## Problem:
Give, as a bare number, the count of lines that contain the word "JSON".
## START Supplied entries
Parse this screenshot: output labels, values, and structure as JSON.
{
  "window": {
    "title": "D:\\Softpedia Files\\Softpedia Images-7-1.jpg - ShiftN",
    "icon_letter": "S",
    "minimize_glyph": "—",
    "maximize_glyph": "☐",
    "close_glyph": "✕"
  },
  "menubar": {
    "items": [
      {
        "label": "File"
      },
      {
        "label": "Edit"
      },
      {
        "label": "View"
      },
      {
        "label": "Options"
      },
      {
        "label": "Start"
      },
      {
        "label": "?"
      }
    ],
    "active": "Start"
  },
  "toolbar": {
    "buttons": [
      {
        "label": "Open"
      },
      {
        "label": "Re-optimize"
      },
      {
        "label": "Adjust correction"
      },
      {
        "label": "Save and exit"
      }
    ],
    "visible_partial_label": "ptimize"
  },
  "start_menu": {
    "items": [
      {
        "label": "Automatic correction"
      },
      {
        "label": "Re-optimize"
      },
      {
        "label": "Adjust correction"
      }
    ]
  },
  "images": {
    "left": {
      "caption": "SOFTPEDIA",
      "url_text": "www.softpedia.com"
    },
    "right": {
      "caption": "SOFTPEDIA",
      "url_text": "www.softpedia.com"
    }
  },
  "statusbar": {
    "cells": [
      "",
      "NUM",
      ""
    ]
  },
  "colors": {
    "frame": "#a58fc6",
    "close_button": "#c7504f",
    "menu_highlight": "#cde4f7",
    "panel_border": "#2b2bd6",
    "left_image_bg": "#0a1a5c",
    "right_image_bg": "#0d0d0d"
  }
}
## END Supplied entries
## START Supplied entries
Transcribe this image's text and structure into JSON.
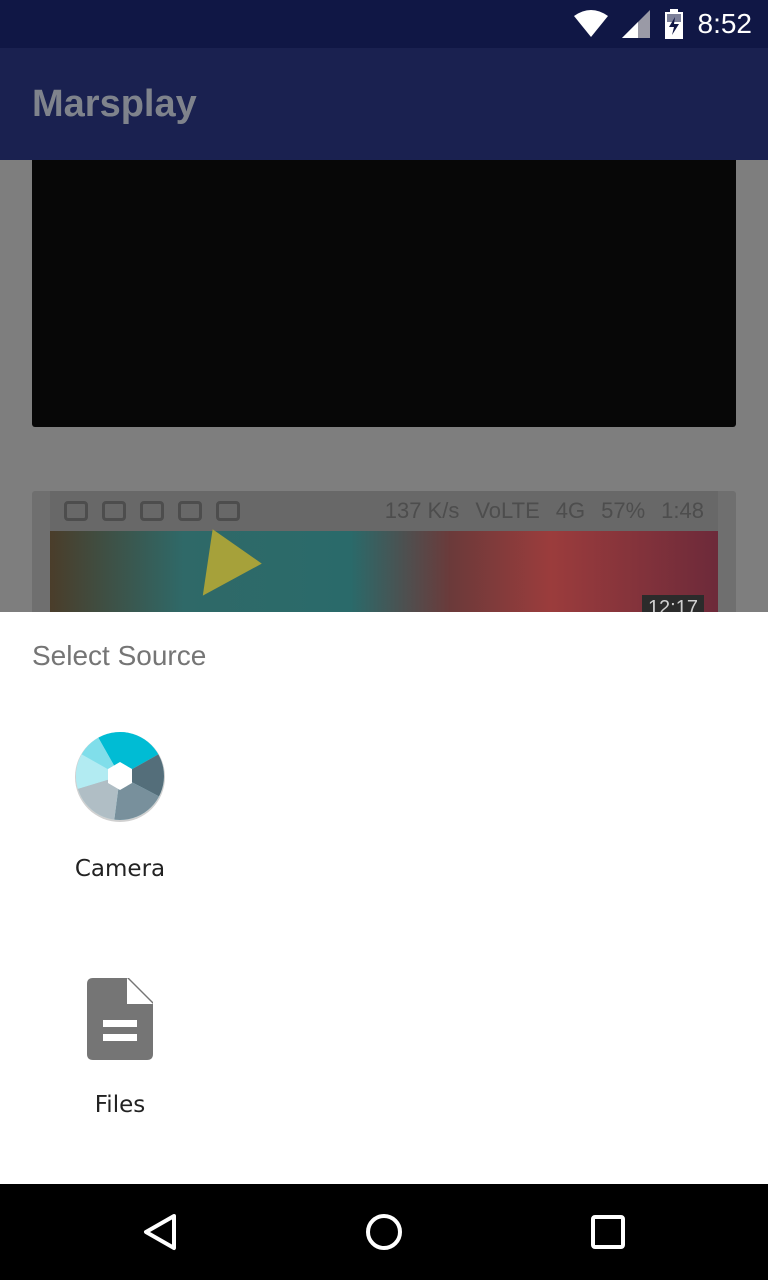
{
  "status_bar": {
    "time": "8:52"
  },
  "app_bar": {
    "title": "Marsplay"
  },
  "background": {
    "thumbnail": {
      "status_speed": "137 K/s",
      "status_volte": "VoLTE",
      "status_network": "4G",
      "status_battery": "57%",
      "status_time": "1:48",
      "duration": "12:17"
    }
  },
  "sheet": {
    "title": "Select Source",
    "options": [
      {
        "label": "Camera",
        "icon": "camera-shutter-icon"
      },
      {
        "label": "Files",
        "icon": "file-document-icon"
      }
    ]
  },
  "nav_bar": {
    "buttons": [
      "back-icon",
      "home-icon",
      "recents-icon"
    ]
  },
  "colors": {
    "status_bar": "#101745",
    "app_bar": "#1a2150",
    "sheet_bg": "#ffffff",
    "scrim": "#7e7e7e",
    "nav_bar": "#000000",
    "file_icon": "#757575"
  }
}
## END Supplied entries
## Solution for this exercise:
2